INSTRUCTIONS FOR THE TASK: Your task is to extract every line from the material below exactly.

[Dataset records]
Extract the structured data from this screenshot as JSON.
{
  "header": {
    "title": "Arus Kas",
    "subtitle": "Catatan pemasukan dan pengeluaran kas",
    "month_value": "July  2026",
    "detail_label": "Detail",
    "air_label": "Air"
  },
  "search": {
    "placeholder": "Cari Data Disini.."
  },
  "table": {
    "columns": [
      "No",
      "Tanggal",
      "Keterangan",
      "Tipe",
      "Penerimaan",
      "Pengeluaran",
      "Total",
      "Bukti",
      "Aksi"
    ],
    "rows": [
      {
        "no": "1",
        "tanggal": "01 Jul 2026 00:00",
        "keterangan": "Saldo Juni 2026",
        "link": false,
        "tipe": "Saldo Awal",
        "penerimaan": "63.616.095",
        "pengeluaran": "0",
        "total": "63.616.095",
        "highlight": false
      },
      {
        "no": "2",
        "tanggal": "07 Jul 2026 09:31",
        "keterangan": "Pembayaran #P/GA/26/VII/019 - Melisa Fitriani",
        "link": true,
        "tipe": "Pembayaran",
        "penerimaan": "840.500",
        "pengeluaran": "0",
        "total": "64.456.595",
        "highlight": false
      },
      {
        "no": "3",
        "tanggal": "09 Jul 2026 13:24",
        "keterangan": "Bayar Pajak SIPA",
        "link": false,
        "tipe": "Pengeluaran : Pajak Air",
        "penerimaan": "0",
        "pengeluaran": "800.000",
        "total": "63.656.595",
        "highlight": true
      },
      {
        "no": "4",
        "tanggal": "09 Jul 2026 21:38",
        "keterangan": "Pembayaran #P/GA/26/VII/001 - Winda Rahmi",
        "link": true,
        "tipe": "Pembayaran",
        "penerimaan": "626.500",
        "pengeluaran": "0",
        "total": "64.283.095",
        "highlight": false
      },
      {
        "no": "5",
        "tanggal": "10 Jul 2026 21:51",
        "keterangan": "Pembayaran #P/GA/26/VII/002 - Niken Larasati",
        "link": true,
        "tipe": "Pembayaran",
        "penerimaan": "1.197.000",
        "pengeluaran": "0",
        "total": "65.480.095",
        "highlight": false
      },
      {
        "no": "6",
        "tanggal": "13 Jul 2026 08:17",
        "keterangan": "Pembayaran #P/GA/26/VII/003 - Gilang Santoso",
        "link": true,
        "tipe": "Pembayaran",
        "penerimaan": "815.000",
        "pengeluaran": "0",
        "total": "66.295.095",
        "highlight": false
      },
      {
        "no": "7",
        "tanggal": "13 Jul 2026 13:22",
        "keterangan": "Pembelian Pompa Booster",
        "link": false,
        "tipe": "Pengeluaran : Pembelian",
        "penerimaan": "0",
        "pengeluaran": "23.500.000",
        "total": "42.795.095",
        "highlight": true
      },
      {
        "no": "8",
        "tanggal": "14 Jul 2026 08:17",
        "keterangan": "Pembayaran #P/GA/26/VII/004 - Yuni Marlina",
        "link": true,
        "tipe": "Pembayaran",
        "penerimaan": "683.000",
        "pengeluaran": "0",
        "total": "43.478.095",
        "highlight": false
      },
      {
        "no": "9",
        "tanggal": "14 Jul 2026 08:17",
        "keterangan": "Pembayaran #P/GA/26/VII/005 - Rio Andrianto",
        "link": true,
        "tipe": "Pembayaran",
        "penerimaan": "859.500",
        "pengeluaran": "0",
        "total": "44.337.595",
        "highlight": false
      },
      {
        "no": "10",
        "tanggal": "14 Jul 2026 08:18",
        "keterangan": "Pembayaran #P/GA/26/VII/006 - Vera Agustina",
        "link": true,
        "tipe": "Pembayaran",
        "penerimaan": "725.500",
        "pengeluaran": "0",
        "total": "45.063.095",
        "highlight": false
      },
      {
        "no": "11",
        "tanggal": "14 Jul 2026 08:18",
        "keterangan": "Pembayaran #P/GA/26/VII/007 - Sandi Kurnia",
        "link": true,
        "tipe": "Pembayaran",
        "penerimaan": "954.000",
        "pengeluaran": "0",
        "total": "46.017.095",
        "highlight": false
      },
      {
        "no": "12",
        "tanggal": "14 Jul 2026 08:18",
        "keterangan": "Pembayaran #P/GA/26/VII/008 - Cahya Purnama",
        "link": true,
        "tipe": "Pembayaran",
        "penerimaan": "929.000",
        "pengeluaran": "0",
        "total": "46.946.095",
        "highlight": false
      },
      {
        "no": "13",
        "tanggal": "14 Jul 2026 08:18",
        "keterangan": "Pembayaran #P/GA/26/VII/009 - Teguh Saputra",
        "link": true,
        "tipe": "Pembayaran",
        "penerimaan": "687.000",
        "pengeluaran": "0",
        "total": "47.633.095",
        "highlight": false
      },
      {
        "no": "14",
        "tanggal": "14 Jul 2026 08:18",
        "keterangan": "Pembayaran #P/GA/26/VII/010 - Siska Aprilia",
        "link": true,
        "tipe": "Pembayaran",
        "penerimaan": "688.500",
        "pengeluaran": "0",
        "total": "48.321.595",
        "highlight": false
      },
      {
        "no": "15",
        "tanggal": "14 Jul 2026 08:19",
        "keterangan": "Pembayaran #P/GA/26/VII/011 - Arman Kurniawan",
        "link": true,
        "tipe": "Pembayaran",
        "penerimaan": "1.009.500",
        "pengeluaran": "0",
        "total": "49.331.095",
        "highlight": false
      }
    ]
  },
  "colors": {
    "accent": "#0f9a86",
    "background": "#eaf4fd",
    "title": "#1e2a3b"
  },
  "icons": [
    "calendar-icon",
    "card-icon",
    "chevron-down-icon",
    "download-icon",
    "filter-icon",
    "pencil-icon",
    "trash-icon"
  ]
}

EXPECTED ANSWER:
Extract the structured data from this screenshot as JSON.
{
  "header": {
    "title": "Arus Kas",
    "subtitle": "Catatan pemasukan dan pengeluaran kas",
    "month_value": "July  2026",
    "detail_label": "Detail",
    "air_label": "Air"
  },
  "search": {
    "placeholder": "Cari Data Disini.."
  },
  "table": {
    "columns": [
      "No",
      "Tanggal",
      "Keterangan",
      "Tipe",
      "Penerimaan",
      "Pengeluaran",
      "Total",
      "Bukti",
      "Aksi"
    ],
    "rows": [
      {
        "no": "1",
        "tanggal": "01 Jul 2026 00:00",
        "keterangan": "Saldo Juni 2026",
        "link": false,
        "tipe": "Saldo Awal",
        "penerimaan": "63.616.095",
        "pengeluaran": "0",
        "total": "63.616.095",
        "highlight": false
      },
      {
        "no": "2",
        "tanggal": "07 Jul 2026 09:31",
        "keterangan": "Pembayaran #P/GA/26/VII/019 - Melisa Fitriani",
        "link": true,
        "tipe": "Pembayaran",
        "penerimaan": "840.500",
        "pengeluaran": "0",
        "total": "64.456.595",
        "highlight": false
      },
      {
        "no": "3",
        "tanggal": "09 Jul 2026 13:24",
        "keterangan": "Bayar Pajak SIPA",
        "link": false,
        "tipe": "Pengeluaran : Pajak Air",
        "penerimaan": "0",
        "pengeluaran": "800.000",
        "total": "63.656.595",
        "highlight": true
      },
      {
        "no": "4",
        "tanggal": "09 Jul 2026 21:38",
        "keterangan": "Pembayaran #P/GA/26/VII/001 - Winda Rahmi",
        "link": true,
        "tipe": "Pembayaran",
        "penerimaan": "626.500",
        "pengeluaran": "0",
        "total": "64.283.095",
        "highlight": false
      },
      {
        "no": "5",
        "tanggal": "10 Jul 2026 21:51",
        "keterangan": "Pembayaran #P/GA/26/VII/002 - Niken Larasati",
        "link": true,
        "tipe": "Pembayaran",
        "penerimaan": "1.197.000",
        "pengeluaran": "0",
        "total": "65.480.095",
        "highlight": false
      },
      {
        "no": "6",
        "tanggal": "13 Jul 2026 08:17",
        "keterangan": "Pembayaran #P/GA/26/VII/003 - Gilang Santoso",
        "link": true,
        "tipe": "Pembayaran",
        "penerimaan": "815.000",
        "pengeluaran": "0",
        "total": "66.295.095",
        "highlight": false
      },
      {
        "no": "7",
        "tanggal": "13 Jul 2026 13:22",
        "keterangan": "Pembelian Pompa Booster",
        "link": false,
        "tipe": "Pengeluaran : Pembelian",
        "penerimaan": "0",
        "pengeluaran": "23.500.000",
        "total": "42.795.095",
        "highlight": true
      },
      {
        "no": "8",
        "tanggal": "14 Jul 2026 08:17",
        "keterangan": "Pembayaran #P/GA/26/VII/004 - Yuni Marlina",
        "link": true,
        "tipe": "Pembayaran",
        "penerimaan": "683.000",
        "pengeluaran": "0",
        "total": "43.478.095",
        "highlight": false
      },
      {
        "no": "9",
        "tanggal": "14 Jul 2026 08:17",
        "keterangan": "Pembayaran #P/GA/26/VII/005 - Rio Andrianto",
        "link": true,
        "tipe": "Pembayaran",
        "penerimaan": "859.500",
        "pengeluaran": "0",
        "total": "44.337.595",
        "highlight": false
      },
      {
        "no": "10",
        "tanggal": "14 Jul 2026 08:18",
        "keterangan": "Pembayaran #P/GA/26/VII/006 - Vera Agustina",
        "link": true,
        "tipe": "Pembayaran",
        "penerimaan": "725.500",
        "pengeluaran": "0",
        "total": "45.063.095",
        "highlight": false
      },
      {
        "no": "11",
        "tanggal": "14 Jul 2026 08:18",
        "keterangan": "Pembayaran #P/GA/26/VII/007 - Sandi Kurnia",
        "link": true,
        "tipe": "Pembayaran",
        "penerimaan": "954.000",
        "pengeluaran": "0",
        "total": "46.017.095",
        "highlight": false
      },
      {
        "no": "12",
        "tanggal": "14 Jul 2026 08:18",
        "keterangan": "Pembayaran #P/GA/26/VII/008 - Cahya Purnama",
        "link": true,
        "tipe": "Pembayaran",
        "penerimaan": "929.000",
        "pengeluaran": "0",
        "total": "46.946.095",
        "highlight": false
      },
      {
        "no": "13",
        "tanggal": "14 Jul 2026 08:18",
        "keterangan": "Pembayaran #P/GA/26/VII/009 - Teguh Saputra",
        "link": true,
        "tipe": "Pembayaran",
        "penerimaan": "687.000",
        "pengeluaran": "0",
        "total": "47.633.095",
        "highlight": false
      },
      {
        "no": "14",
        "tanggal": "14 Jul 2026 08:18",
        "keterangan": "Pembayaran #P/GA/26/VII/010 - Siska Aprilia",
        "link": true,
        "tipe": "Pembayaran",
        "penerimaan": "688.500",
        "pengeluaran": "0",
        "total": "48.321.595",
        "highlight": false
      },
      {
        "no": "15",
        "tanggal": "14 Jul 2026 08:19",
        "keterangan": "Pembayaran #P/GA/26/VII/011 - Arman Kurniawan",
        "link": true,
        "tipe": "Pembayaran",
        "penerimaan": "1.009.500",
        "pengeluaran": "0",
        "total": "49.331.095",
        "highlight": false
      }
    ]
  },
  "colors": {
    "accent": "#0f9a86",
    "background": "#eaf4fd",
    "title": "#1e2a3b"
  },
  "icons": [
    "calendar-icon",
    "card-icon",
    "chevron-down-icon",
    "download-icon",
    "filter-icon",
    "pencil-icon",
    "trash-icon"
  ]
}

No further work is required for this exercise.